Start of Information given

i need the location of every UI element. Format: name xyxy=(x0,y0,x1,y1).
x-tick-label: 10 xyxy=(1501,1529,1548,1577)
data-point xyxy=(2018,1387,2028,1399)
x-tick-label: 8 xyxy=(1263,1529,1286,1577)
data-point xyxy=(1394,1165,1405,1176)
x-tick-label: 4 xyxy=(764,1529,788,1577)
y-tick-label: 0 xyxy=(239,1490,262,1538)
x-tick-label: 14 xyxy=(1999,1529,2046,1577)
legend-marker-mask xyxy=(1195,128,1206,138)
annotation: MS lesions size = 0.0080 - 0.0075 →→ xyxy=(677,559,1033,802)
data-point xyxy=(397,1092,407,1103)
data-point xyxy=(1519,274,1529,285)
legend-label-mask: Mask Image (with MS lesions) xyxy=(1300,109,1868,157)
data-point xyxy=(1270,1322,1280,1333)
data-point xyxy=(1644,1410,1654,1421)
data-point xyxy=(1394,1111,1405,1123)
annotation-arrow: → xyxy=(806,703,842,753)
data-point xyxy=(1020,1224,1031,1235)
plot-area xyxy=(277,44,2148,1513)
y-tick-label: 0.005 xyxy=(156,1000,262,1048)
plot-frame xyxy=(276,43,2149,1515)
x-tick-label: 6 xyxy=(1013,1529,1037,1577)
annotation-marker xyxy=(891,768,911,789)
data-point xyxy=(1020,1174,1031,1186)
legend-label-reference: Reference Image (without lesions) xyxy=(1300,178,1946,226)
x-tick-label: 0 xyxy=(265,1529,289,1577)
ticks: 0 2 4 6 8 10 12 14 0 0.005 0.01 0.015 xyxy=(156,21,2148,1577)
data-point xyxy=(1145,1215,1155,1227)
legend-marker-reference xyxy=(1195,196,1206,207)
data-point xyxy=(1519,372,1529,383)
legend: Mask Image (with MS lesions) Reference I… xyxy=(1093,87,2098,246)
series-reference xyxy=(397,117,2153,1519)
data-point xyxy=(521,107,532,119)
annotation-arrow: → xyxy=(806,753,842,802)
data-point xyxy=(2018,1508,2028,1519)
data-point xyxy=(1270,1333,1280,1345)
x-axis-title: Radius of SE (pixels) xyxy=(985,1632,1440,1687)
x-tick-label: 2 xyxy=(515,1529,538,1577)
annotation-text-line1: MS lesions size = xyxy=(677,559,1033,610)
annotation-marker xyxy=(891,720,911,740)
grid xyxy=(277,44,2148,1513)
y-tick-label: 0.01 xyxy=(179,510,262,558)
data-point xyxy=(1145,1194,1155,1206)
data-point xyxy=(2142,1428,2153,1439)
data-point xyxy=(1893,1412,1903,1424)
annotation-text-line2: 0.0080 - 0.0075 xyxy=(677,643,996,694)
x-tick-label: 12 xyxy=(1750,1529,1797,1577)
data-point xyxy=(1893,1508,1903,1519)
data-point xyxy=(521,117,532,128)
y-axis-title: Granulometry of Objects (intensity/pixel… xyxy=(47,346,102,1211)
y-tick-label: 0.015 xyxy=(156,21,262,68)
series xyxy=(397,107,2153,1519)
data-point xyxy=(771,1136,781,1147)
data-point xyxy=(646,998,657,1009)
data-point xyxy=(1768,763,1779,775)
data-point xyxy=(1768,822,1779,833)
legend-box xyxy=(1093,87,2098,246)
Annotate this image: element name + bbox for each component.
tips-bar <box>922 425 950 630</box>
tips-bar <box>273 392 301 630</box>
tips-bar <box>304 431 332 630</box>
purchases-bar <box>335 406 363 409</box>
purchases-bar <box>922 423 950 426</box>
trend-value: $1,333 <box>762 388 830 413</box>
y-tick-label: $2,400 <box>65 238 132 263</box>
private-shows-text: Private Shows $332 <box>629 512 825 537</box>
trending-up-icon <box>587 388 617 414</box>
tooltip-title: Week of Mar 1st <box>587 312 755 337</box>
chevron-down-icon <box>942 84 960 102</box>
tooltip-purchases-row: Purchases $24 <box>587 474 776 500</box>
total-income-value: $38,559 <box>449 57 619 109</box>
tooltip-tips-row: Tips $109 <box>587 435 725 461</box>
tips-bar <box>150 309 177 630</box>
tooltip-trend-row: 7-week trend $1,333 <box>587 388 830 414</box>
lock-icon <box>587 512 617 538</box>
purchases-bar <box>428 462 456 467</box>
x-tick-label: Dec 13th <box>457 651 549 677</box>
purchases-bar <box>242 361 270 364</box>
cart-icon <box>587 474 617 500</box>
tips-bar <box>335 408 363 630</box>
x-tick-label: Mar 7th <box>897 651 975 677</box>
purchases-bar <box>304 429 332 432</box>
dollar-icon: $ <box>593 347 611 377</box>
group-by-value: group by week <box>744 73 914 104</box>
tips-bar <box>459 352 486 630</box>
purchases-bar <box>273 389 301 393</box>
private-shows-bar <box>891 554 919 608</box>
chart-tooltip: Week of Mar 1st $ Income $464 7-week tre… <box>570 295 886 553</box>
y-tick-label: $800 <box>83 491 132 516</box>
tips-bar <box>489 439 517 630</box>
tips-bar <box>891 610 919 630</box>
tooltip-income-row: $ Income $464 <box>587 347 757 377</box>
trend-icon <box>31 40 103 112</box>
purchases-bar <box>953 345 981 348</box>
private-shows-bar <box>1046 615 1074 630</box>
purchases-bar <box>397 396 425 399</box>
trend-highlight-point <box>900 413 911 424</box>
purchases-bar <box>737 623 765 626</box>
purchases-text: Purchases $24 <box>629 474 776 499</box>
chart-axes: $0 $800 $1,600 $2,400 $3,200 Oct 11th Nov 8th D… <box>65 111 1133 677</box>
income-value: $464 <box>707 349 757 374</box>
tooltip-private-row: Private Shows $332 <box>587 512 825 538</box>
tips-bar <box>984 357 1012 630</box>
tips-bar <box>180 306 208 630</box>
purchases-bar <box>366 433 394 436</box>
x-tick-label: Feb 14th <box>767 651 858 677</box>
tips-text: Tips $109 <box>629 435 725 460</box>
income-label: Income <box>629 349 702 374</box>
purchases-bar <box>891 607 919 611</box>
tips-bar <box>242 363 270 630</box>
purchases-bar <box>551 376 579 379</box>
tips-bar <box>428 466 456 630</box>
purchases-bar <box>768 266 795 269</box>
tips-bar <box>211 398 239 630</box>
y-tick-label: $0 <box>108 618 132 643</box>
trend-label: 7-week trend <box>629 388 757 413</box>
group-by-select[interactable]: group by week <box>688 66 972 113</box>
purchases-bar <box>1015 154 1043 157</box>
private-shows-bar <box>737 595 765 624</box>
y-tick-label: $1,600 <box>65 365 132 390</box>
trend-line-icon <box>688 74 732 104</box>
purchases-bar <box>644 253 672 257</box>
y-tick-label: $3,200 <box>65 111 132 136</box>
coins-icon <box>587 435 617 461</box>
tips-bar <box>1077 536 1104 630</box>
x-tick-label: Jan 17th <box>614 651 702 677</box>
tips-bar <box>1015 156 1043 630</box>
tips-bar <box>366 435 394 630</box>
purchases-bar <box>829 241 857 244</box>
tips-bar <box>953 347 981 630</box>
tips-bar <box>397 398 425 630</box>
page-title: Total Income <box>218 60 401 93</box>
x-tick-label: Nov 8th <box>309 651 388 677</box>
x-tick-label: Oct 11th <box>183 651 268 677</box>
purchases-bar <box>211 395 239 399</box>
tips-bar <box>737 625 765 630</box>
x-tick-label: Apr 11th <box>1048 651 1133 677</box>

End of Information given

» **What you need to do**
Convert every line of the records above into a JSON list of strings, one string per line, leaving out blank lines.

» **Task response**
[
  "i need the location of every UI element. Format: name xyxy=(x0,y0,x1,y1).",
  "x-tick-label: 10 xyxy=(1501,1529,1548,1577)",
  "data-point xyxy=(2018,1387,2028,1399)",
  "x-tick-label: 8 xyxy=(1263,1529,1286,1577)",
  "data-point xyxy=(1394,1165,1405,1176)",
  "x-tick-label: 4 xyxy=(764,1529,788,1577)",
  "y-tick-label: 0 xyxy=(239,1490,262,1538)",
  "x-tick-label: 14 xyxy=(1999,1529,2046,1577)",
  "legend-marker-mask xyxy=(1195,128,1206,138)",
  "annotation: MS lesions size = 0.0080 - 0.0075 →→ xyxy=(677,559,1033,802)",
  "data-point xyxy=(397,1092,407,1103)",
  "data-point xyxy=(1519,274,1529,285)",
  "legend-label-mask: Mask Image (with MS lesions) xyxy=(1300,109,1868,157)",
  "data-point xyxy=(1270,1322,1280,1333)",
  "data-point xyxy=(1644,1410,1654,1421)",
  "data-point xyxy=(1394,1111,1405,1123)",
  "annotation-arrow: → xyxy=(806,703,842,753)",
  "data-point xyxy=(1020,1224,1031,1235)",
  "plot-area xyxy=(277,44,2148,1513)",
  "y-tick-label: 0.005 xyxy=(156,1000,262,1048)",
  "plot-frame xyxy=(276,43,2149,1515)",
  "x-tick-label: 6 xyxy=(1013,1529,1037,1577)",
  "annotation-marker xyxy=(891,768,911,789)",
  "data-point xyxy=(1020,1174,1031,1186)",
  "legend-label-reference: Reference Image (without lesions) xyxy=(1300,178,1946,226)",
  "x-tick-label: 0 xyxy=(265,1529,289,1577)",
  "ticks: 0 2 4 6 8 10 12 14 0 0.005 0.01 0.015 xyxy=(156,21,2148,1577)",
  "data-point xyxy=(1145,1215,1155,1227)",
  "legend-marker-reference xyxy=(1195,196,1206,207)",
  "data-point xyxy=(1519,372,1529,383)",
  "legend: Mask Image (with MS lesions) Reference I… xyxy=(1093,87,2098,246)",
  "series-reference xyxy=(397,117,2153,1519)",
  "data-point xyxy=(521,107,532,119)",
  "annotation-arrow: → xyxy=(806,753,842,802)",
  "data-point xyxy=(2018,1508,2028,1519)",
  "data-point xyxy=(1270,1333,1280,1345)",
  "x-axis-title: Radius of SE (pixels) xyxy=(985,1632,1440,1687)",
  "x-tick-label: 2 xyxy=(515,1529,538,1577)",
  "annotation-text-line1: MS lesions size = xyxy=(677,559,1033,610)",
  "annotation-marker xyxy=(891,720,911,740)",
  "grid xyxy=(277,44,2148,1513)",
  "y-tick-label: 0.01 xyxy=(179,510,262,558)",
  "data-point xyxy=(1145,1194,1155,1206)",
  "data-point xyxy=(2142,1428,2153,1439)",
  "data-point xyxy=(1893,1412,1903,1424)",
  "annotation-text-line2: 0.0080 - 0.0075 xyxy=(677,643,996,694)",
  "x-tick-label: 12 xyxy=(1750,1529,1797,1577)",
  "data-point xyxy=(1893,1508,1903,1519)",
  "data-point xyxy=(521,117,532,128)",
  "y-axis-title: Granulometry of Objects (intensity/pixel… xyxy=(47,346,102,1211)",
  "y-tick-label: 0.015 xyxy=(156,21,262,68)",
  "series xyxy=(397,107,2153,1519)",
  "data-point xyxy=(771,1136,781,1147)",
  "data-point xyxy=(646,998,657,1009)",
  "data-point xyxy=(1768,763,1779,775)",
  "data-point xyxy=(1768,822,1779,833)",
  "legend-box xyxy=(1093,87,2098,246)",
  "Annotate this image: element name + bbox for each component.",
  "tips-bar <box>922 425 950 630</box>",
  "tips-bar <box>273 392 301 630</box>",
  "tips-bar <box>304 431 332 630</box>",
  "purchases-bar <box>335 406 363 409</box>",
  "purchases-bar <box>922 423 950 426</box>",
  "trend-value: $1,333 <box>762 388 830 413</box>",
  "y-tick-label: $2,400 <box>65 238 132 263</box>",
  "private-shows-text: Private Shows $332 <box>629 512 825 537</box>",
  "trending-up-icon <box>587 388 617 414</box>",
  "tooltip-title: Week of Mar 1st <box>587 312 755 337</box>",
  "chevron-down-icon <box>942 84 960 102</box>",
  "tooltip-purchases-row: Purchases $24 <box>587 474 776 500</box>",
  "total-income-value: $38,559 <box>449 57 619 109</box>",
  "tooltip-tips-row: Tips $109 <box>587 435 725 461</box>",
  "tips-bar <box>150 309 177 630</box>",
  "tooltip-trend-row: 7-week trend $1,333 <box>587 388 830 414</box>",
  "lock-icon <box>587 512 617 538</box>",
  "purchases-bar <box>428 462 456 467</box>",
  "x-tick-label: Dec 13th <box>457 651 549 677</box>",
  "purchases-bar <box>242 361 270 364</box>",
  "cart-icon <box>587 474 617 500</box>",
  "tips-bar <box>335 408 363 630</box>",
  "x-tick-label: Mar 7th <box>897 651 975 677</box>",
  "purchases-bar <box>304 429 332 432</box>",
  "dollar-icon: $ <box>593 347 611 377</box>",
  "group-by-value: group by week <box>744 73 914 104</box>",
  "tips-bar <box>459 352 486 630</box>",
  "purchases-bar <box>273 389 301 393</box>",
  "private-shows-bar <box>891 554 919 608</box>",
  "chart-tooltip: Week of Mar 1st $ Income $464 7-week tre… <box>570 295 886 553</box>",
  "y-tick-label: $800 <box>83 491 132 516</box>",
  "tips-bar <box>489 439 517 630</box>",
  "tips-bar <box>891 610 919 630</box>",
  "tooltip-income-row: $ Income $464 <box>587 347 757 377</box>",
  "trend-icon <box>31 40 103 112</box>",
  "purchases-bar <box>953 345 981 348</box>",
  "private-shows-bar <box>1046 615 1074 630</box>",
  "purchases-bar <box>397 396 425 399</box>",
  "trend-highlight-point <box>900 413 911 424</box>",
  "purchases-bar <box>737 623 765 626</box>",
  "purchases-text: Purchases $24 <box>629 474 776 499</box>",
  "chart-axes: $0 $800 $1,600 $2,400 $3,200 Oct 11th Nov 8th D… <box>65 111 1133 677</box>",
  "income-value: $464 <box>707 349 757 374</box>",
  "tooltip-private-row: Private Shows $332 <box>587 512 825 538</box>",
  "tips-bar <box>984 357 1012 630</box>",
  "tips-bar <box>180 306 208 630</box>",
  "purchases-bar <box>366 433 394 436</box>",
  "x-tick-label: Feb 14th <box>767 651 858 677</box>",
  "tips-text: Tips $109 <box>629 435 725 460</box>",
  "income-label: Income <box>629 349 702 374</box>",
  "purchases-bar <box>891 607 919 611</box>",
  "tips-bar <box>242 363 270 630</box>",
  "purchases-bar <box>551 376 579 379</box>",
  "tips-bar <box>428 466 456 630</box>",
  "purchases-bar <box>768 266 795 269</box>",
  "tips-bar <box>211 398 239 630</box>",
  "y-tick-label: $0 <box>108 618 132 643</box>",
  "trend-label: 7-week trend <box>629 388 757 413</box>",
  "group-by-select[interactable]: group by week <box>688 66 972 113</box>",
  "purchases-bar <box>1015 154 1043 157</box>",
  "private-shows-bar <box>737 595 765 624</box>",
  "y-tick-label: $1,600 <box>65 365 132 390</box>",
  "trend-line-icon <box>688 74 732 104</box>",
  "purchases-bar <box>644 253 672 257</box>",
  "y-tick-label: $3,200 <box>65 111 132 136</box>",
  "coins-icon <box>587 435 617 461</box>",
  "tips-bar <box>1077 536 1104 630</box>",
  "x-tick-label: Jan 17th <box>614 651 702 677</box>",
  "tips-bar <box>1015 156 1043 630</box>",
  "tips-bar <box>366 435 394 630</box>",
  "purchases-bar <box>829 241 857 244</box>",
  "tips-bar <box>953 347 981 630</box>",
  "tips-bar <box>397 398 425 630</box>",
  "page-title: Total Income <box>218 60 401 93</box>",
  "x-tick-label: Nov 8th <box>309 651 388 677</box>",
  "x-tick-label: Oct 11th <box>183 651 268 677</box>",
  "purchases-bar <box>211 395 239 399</box>",
  "tips-bar <box>737 625 765 630</box>",
  "x-tick-label: Apr 11th <box>1048 651 1133 677</box>"
]